(Records contained in a dataset)
══════════

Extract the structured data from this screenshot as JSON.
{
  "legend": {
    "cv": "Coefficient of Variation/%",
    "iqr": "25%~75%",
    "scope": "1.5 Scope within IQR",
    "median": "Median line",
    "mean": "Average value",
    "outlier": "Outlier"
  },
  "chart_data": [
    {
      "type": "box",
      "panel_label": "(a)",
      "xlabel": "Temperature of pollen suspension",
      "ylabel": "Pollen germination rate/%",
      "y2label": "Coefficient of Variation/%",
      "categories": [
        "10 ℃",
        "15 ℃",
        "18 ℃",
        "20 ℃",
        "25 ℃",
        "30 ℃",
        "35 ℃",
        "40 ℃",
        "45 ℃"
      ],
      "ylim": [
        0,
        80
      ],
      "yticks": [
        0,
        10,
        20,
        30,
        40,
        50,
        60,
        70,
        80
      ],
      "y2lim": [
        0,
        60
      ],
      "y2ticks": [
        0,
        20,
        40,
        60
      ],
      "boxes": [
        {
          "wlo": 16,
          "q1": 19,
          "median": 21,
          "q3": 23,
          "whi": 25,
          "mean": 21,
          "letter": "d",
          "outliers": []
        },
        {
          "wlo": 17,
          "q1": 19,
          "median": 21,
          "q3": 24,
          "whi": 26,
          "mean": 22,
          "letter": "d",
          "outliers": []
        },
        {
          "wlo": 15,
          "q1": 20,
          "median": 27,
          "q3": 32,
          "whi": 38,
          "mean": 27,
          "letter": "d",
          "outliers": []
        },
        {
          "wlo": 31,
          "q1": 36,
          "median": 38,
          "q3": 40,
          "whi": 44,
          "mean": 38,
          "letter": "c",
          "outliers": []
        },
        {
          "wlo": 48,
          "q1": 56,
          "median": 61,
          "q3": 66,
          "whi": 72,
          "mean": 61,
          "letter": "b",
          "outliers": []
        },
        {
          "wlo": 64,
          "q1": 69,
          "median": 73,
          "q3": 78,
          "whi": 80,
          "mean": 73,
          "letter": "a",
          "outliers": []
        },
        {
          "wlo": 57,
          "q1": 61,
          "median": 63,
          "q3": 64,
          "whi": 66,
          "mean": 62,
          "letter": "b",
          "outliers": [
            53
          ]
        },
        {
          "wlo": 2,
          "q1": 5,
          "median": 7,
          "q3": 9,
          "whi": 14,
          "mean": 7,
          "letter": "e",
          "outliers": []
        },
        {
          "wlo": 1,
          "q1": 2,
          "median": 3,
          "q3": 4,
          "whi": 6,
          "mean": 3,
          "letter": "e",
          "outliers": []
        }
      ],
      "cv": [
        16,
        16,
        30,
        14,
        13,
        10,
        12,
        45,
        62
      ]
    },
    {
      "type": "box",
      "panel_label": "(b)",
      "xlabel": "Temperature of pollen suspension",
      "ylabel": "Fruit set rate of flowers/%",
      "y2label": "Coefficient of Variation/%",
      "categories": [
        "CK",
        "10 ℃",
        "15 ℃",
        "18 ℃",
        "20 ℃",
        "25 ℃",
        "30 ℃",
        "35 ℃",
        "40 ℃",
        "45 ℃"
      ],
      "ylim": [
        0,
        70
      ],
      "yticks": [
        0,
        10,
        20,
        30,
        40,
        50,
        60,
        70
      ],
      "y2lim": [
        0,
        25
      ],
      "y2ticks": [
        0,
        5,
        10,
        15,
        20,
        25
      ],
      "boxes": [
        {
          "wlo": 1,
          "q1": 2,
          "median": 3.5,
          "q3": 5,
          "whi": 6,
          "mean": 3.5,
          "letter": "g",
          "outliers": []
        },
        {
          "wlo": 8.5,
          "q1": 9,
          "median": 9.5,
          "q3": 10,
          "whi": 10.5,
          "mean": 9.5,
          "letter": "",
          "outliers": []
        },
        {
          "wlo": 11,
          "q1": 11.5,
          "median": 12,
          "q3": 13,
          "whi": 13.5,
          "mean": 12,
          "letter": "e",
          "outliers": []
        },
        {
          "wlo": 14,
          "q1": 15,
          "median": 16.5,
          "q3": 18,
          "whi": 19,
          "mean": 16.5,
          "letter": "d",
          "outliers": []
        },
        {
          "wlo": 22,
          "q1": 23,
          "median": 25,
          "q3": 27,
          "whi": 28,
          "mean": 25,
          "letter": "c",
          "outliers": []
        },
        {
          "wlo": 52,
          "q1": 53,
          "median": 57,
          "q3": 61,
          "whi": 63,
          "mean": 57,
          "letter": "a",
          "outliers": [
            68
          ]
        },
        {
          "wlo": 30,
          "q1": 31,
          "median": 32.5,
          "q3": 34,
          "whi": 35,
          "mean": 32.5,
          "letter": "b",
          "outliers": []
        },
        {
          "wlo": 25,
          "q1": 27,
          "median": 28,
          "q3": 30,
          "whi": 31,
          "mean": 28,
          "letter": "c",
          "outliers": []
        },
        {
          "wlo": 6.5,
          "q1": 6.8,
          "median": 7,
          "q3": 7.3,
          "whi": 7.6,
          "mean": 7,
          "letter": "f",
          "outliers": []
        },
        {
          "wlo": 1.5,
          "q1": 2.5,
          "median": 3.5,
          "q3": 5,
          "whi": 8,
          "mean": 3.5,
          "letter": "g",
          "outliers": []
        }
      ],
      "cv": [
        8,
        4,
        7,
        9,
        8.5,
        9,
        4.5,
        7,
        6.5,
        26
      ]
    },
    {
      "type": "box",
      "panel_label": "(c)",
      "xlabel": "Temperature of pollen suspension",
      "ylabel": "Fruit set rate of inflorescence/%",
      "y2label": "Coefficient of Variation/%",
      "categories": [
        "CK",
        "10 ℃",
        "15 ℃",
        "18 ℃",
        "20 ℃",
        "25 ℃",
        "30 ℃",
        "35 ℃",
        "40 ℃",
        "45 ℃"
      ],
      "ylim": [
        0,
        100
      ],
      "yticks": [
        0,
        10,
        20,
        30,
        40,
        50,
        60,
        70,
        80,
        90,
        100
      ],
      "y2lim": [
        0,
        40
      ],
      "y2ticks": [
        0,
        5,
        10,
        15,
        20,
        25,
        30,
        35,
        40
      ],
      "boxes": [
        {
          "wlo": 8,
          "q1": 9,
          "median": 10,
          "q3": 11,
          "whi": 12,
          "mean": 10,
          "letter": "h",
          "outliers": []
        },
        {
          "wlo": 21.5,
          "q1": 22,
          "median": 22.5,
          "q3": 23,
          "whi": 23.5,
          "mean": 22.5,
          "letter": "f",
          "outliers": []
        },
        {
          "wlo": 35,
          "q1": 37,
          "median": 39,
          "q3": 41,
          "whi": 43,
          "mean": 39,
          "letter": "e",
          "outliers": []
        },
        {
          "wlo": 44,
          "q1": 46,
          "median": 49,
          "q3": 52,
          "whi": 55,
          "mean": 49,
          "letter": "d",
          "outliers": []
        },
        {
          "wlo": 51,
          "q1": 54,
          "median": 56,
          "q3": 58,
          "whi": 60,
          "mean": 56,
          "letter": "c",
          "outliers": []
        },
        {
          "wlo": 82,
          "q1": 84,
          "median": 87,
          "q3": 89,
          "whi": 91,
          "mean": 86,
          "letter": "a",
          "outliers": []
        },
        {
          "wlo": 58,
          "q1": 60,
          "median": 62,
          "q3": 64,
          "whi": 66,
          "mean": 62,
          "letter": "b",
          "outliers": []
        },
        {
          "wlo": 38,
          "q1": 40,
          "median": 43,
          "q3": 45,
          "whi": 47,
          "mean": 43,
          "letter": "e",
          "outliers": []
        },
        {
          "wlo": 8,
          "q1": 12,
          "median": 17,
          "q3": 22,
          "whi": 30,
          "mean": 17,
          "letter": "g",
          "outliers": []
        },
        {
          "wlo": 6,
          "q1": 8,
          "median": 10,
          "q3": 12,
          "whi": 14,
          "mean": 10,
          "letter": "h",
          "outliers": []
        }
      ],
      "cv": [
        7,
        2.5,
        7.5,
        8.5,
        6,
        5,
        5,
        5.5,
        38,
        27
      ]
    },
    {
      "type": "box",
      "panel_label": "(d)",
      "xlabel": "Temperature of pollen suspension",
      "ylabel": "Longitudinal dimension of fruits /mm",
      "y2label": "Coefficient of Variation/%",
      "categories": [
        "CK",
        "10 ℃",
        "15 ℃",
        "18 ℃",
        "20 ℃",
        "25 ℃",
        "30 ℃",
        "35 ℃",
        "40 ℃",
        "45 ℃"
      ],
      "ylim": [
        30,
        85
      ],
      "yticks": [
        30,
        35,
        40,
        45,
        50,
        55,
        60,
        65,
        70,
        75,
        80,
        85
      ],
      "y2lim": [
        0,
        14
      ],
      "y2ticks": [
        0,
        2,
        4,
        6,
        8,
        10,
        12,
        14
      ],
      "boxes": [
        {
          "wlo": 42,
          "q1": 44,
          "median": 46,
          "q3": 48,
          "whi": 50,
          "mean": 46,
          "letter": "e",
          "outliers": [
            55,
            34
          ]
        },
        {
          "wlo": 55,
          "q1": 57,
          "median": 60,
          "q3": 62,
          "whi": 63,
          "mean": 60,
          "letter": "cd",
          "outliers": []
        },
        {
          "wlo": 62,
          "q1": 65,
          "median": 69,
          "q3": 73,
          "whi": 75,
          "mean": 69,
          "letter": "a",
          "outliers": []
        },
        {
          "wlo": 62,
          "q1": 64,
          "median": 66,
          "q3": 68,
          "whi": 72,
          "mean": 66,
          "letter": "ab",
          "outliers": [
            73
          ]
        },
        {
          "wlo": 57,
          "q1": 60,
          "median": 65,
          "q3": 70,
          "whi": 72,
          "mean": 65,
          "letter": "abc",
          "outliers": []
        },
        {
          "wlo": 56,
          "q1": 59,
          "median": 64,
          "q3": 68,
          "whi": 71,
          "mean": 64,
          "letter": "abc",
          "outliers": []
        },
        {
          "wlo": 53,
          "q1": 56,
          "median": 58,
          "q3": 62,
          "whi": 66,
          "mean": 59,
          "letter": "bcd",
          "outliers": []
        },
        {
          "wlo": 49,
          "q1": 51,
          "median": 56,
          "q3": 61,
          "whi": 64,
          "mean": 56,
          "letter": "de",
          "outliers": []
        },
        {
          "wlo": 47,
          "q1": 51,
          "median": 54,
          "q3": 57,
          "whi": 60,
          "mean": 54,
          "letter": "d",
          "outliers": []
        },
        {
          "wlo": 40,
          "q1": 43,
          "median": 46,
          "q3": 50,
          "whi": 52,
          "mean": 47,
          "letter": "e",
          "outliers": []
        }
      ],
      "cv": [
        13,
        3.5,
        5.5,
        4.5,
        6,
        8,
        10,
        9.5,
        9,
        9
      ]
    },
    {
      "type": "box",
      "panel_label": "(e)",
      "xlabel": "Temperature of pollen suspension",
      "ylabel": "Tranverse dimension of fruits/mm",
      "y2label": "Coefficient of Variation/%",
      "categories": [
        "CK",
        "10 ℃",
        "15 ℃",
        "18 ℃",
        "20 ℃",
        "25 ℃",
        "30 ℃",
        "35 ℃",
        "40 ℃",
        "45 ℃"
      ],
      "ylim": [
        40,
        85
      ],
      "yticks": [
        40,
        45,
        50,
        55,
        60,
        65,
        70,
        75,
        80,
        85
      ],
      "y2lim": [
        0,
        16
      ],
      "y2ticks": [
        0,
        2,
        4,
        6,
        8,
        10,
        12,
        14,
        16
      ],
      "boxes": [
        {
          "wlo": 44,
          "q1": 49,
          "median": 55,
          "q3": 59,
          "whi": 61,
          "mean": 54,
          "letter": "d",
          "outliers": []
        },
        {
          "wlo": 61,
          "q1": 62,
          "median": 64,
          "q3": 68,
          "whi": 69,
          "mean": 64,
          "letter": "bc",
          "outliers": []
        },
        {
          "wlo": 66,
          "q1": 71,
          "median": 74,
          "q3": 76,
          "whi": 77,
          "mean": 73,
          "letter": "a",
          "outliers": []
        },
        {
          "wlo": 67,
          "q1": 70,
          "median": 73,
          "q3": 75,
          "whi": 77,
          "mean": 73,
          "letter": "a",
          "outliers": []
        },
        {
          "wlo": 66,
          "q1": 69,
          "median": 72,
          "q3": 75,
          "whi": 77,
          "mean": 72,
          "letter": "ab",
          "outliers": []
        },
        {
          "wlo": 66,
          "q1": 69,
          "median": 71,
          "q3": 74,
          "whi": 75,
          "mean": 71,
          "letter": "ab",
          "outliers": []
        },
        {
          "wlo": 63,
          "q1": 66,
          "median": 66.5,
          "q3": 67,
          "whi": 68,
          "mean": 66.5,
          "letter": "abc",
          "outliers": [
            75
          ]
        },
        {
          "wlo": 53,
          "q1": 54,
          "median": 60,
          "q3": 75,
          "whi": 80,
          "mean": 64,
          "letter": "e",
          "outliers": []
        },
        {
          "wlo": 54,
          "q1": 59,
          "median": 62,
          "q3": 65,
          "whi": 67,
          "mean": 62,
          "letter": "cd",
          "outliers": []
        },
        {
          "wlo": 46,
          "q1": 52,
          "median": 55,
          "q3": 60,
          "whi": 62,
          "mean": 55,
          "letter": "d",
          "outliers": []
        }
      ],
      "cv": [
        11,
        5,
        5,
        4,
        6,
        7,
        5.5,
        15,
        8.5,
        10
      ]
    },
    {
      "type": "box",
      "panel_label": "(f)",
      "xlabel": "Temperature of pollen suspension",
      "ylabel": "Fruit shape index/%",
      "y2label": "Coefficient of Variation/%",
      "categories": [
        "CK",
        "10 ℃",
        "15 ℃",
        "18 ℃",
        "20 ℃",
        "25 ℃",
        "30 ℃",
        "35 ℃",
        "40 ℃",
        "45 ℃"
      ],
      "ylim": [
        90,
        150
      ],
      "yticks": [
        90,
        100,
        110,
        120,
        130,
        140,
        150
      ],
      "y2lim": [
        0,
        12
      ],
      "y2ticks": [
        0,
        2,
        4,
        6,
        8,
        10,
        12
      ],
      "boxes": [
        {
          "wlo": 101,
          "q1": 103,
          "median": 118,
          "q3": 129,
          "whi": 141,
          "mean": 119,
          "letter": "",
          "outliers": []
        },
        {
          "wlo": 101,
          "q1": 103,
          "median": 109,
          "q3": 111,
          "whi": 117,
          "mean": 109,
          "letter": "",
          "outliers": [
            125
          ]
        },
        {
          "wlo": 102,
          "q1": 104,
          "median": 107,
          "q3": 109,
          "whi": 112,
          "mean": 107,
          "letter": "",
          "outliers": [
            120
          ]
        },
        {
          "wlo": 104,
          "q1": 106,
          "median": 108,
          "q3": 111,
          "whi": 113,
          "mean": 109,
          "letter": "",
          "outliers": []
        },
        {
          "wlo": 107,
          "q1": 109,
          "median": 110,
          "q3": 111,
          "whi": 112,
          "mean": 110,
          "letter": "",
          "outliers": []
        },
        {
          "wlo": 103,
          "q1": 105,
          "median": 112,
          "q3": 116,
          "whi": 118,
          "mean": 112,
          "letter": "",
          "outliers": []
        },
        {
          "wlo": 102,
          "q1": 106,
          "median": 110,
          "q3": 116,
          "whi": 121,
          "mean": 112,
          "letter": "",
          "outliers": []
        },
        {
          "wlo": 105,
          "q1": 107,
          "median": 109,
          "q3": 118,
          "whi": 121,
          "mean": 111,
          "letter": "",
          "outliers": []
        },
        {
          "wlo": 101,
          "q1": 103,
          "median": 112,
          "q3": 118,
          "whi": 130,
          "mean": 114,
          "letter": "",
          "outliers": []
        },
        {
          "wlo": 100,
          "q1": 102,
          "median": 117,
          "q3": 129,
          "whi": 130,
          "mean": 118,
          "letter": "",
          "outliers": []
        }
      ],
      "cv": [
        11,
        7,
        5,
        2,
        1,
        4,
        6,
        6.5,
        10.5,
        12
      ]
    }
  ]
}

══════════

Looking at the records above, report how many lines contain the word "ylabel". Answer with the number only.

6